━━━ DATASET EXCERPTS ━━━

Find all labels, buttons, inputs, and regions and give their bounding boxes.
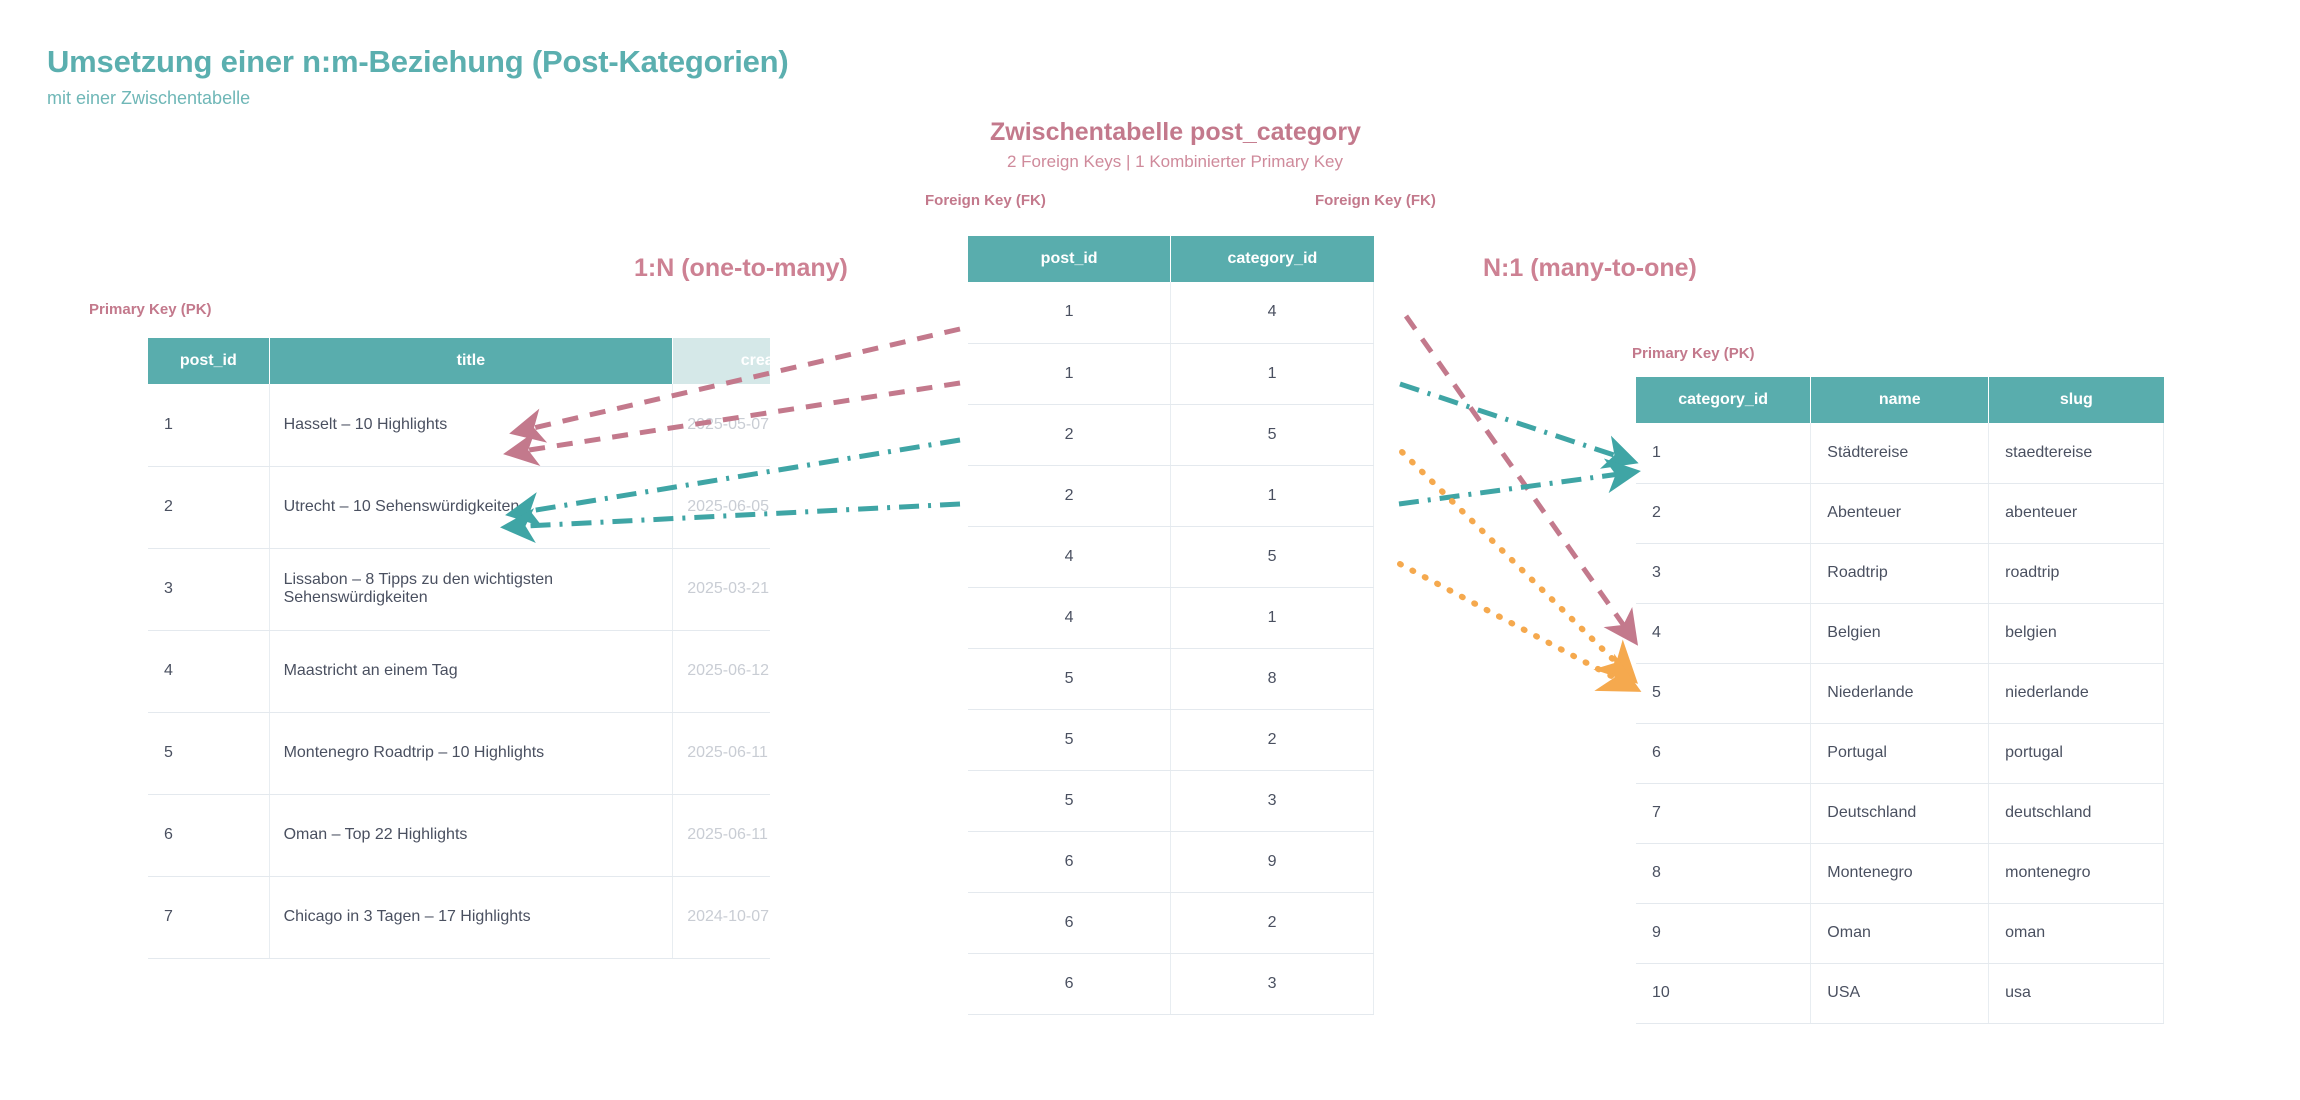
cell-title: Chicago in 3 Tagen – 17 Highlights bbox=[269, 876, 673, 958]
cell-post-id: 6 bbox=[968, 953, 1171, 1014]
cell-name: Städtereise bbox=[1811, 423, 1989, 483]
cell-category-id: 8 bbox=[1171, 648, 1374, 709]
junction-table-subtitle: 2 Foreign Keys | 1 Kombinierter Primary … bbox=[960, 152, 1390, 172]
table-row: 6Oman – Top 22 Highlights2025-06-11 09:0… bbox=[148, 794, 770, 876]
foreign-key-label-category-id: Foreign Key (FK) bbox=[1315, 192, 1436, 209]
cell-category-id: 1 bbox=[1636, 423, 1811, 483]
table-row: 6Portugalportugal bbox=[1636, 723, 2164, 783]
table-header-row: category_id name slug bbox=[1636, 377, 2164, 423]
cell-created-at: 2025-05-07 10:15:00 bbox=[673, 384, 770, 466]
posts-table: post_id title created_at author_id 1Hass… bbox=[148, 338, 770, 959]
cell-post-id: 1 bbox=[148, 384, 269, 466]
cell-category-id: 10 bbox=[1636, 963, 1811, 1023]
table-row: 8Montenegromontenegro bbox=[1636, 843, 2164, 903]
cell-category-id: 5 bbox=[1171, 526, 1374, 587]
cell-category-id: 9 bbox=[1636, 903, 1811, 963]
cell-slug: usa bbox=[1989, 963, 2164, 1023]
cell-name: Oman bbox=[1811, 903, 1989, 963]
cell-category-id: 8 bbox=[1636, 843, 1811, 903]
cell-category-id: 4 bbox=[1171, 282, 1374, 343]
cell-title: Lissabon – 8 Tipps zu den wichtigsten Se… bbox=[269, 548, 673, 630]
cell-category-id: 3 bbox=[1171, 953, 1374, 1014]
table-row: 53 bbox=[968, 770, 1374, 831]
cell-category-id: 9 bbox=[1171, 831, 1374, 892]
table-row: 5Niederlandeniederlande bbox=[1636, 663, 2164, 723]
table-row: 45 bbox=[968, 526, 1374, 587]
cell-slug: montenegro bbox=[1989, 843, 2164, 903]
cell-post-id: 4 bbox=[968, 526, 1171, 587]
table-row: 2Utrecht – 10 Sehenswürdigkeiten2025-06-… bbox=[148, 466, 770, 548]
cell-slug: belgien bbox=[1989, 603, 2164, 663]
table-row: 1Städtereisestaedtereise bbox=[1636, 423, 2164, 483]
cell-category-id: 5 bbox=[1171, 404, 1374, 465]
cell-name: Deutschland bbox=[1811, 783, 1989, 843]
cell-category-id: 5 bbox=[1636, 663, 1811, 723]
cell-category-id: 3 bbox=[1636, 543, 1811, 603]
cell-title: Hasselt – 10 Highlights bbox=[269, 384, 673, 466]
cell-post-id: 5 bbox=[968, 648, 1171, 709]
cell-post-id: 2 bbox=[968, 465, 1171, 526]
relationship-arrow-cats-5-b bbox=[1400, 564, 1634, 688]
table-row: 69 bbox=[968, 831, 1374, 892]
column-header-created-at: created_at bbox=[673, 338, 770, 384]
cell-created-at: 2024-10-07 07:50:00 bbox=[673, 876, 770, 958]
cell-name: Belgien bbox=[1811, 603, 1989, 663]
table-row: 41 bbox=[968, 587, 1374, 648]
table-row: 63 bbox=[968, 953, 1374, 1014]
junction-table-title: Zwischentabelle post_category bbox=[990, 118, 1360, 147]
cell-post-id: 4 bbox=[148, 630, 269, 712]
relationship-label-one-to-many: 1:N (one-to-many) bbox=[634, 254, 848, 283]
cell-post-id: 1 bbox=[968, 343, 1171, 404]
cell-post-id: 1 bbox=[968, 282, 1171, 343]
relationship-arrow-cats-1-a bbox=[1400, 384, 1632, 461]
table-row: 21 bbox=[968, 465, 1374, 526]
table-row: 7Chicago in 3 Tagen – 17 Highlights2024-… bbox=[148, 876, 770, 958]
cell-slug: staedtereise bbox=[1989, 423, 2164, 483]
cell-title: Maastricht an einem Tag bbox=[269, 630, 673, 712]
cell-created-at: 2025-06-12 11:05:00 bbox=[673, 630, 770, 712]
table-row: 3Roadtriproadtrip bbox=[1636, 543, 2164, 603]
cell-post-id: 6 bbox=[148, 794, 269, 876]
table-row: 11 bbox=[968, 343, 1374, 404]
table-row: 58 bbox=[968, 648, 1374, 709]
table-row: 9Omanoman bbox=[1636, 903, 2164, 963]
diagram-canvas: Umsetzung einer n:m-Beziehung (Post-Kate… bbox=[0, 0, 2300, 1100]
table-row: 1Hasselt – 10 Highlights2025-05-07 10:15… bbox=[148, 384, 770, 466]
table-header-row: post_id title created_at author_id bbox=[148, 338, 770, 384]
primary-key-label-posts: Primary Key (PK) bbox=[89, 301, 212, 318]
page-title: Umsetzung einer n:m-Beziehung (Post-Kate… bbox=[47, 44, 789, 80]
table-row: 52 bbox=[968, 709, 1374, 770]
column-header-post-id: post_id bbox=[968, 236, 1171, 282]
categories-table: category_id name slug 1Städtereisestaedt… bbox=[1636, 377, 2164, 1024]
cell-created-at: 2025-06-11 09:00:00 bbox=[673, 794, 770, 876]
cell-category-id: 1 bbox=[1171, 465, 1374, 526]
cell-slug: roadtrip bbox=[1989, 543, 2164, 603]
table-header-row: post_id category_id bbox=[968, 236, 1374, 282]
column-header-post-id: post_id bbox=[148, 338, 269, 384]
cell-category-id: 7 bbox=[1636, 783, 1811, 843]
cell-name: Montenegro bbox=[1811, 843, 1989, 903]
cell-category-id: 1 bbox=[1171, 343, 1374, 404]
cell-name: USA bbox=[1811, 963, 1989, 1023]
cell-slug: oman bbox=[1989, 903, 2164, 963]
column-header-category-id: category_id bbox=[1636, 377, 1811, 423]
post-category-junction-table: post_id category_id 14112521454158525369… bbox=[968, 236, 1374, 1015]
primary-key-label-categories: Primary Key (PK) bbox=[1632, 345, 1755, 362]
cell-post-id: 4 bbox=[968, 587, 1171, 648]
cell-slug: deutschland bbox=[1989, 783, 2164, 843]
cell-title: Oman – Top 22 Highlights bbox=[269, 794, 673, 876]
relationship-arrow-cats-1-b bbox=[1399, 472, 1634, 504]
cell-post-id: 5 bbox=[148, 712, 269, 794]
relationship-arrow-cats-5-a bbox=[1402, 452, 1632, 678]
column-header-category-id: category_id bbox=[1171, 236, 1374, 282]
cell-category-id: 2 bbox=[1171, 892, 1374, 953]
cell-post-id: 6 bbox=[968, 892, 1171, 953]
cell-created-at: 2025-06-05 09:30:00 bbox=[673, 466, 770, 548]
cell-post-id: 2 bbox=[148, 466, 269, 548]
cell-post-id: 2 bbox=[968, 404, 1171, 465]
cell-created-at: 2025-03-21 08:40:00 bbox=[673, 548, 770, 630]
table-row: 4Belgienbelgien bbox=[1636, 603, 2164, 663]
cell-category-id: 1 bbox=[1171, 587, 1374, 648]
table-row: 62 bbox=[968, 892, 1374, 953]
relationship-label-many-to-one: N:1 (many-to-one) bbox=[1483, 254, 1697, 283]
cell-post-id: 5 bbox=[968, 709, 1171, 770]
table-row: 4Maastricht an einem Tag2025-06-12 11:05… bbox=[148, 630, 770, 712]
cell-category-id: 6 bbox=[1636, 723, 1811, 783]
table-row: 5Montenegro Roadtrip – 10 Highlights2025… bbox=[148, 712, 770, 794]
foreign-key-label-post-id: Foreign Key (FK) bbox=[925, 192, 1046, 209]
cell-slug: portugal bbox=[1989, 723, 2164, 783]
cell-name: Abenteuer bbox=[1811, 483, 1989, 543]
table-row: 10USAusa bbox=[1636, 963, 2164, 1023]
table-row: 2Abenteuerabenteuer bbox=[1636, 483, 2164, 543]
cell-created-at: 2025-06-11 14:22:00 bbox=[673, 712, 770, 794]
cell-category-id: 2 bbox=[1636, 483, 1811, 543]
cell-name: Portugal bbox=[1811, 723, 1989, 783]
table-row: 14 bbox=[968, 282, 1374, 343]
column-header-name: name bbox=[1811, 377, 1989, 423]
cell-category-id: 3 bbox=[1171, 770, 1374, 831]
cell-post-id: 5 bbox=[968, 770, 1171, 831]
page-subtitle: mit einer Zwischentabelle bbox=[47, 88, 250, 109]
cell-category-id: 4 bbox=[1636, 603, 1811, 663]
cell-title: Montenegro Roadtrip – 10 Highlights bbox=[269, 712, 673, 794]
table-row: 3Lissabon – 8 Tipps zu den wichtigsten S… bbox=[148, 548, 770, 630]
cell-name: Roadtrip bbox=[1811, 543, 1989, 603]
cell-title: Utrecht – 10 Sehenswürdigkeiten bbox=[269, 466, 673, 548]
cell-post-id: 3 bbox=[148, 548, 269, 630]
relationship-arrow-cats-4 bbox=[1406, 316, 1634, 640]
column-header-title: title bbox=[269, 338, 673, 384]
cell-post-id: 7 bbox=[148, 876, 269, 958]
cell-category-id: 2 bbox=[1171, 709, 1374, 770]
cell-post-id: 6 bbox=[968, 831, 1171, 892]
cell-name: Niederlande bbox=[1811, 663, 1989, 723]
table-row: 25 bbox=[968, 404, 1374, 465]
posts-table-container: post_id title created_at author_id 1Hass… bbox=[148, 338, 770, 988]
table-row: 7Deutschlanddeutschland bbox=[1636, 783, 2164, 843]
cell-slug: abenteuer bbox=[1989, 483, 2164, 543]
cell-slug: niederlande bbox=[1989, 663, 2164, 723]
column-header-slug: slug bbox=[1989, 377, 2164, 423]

━━━

§ GOAL OF THE EXERCISE: Extract every line of the records that contains the word "relationship", treating uppercase and lowercase letters as different.

§ RIGHT ANSWER:
relationship-arrow-cats-5-b bbox=[1400, 564, 1634, 688]
relationship-label-one-to-many: 1:N (one-to-many) bbox=[634, 254, 848, 283]
relationship-arrow-cats-1-a bbox=[1400, 384, 1632, 461]
relationship-arrow-cats-1-b bbox=[1399, 472, 1634, 504]
relationship-arrow-cats-5-a bbox=[1402, 452, 1632, 678]
relationship-label-many-to-one: N:1 (many-to-one) bbox=[1483, 254, 1697, 283]
relationship-arrow-cats-4 bbox=[1406, 316, 1634, 640]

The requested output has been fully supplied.